Exercise directions >>
Look over the lines below. Report each one that includes the string "glyukoza".

---*---

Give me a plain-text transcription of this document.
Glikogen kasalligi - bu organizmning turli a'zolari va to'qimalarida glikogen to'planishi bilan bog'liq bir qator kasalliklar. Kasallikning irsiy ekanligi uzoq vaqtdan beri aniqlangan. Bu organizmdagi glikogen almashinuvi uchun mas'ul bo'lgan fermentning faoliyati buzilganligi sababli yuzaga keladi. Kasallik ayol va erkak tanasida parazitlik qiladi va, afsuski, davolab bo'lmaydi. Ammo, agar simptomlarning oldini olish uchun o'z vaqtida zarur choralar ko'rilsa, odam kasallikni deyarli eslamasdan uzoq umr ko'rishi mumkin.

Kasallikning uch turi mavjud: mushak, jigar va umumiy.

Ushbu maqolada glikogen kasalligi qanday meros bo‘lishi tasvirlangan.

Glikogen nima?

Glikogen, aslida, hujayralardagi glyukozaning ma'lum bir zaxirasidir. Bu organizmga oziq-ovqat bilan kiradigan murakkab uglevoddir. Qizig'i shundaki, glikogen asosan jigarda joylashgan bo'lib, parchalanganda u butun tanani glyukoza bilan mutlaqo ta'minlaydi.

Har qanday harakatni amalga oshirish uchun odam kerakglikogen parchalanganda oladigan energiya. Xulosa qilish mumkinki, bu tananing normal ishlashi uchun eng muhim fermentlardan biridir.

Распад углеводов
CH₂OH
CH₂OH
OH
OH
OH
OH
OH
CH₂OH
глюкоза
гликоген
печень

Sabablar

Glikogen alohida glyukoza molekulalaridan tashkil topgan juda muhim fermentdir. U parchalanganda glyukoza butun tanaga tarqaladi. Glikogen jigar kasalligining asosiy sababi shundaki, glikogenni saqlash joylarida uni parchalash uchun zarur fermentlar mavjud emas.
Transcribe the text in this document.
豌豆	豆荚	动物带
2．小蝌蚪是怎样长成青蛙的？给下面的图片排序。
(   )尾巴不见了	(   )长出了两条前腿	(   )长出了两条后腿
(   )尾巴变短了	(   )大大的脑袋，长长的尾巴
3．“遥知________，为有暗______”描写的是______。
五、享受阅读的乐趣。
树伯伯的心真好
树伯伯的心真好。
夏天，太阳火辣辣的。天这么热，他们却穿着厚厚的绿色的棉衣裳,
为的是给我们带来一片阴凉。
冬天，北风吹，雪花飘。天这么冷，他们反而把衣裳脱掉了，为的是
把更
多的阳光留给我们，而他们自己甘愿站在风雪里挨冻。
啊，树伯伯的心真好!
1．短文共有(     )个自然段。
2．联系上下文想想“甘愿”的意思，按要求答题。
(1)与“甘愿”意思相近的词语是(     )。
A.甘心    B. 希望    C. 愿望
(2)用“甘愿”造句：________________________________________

---*---

Exercise response >>
Glikogen, aslida, hujayralardagi glyukozaning ma'lum bir zaxirasidir. Bu organizmga oziq-ovqat bilan kiradigan murakkab uglevoddir. Qizig'i shundaki, glikogen asosan jigarda joylashgan bo'lib, parchalanganda u butun tanani glyukoza bilan mutlaqo ta'minlaydi.
Glikogen alohida glyukoza molekulalaridan tashkil topgan juda muhim fermentdir. U parchalanganda glyukoza butun tanaga tarqaladi. Glikogen jigar kasalligining asosiy sababi shundaki, glikogenni saqlash joylarida uni parchalash uchun zarur fermentlar mavjud emas.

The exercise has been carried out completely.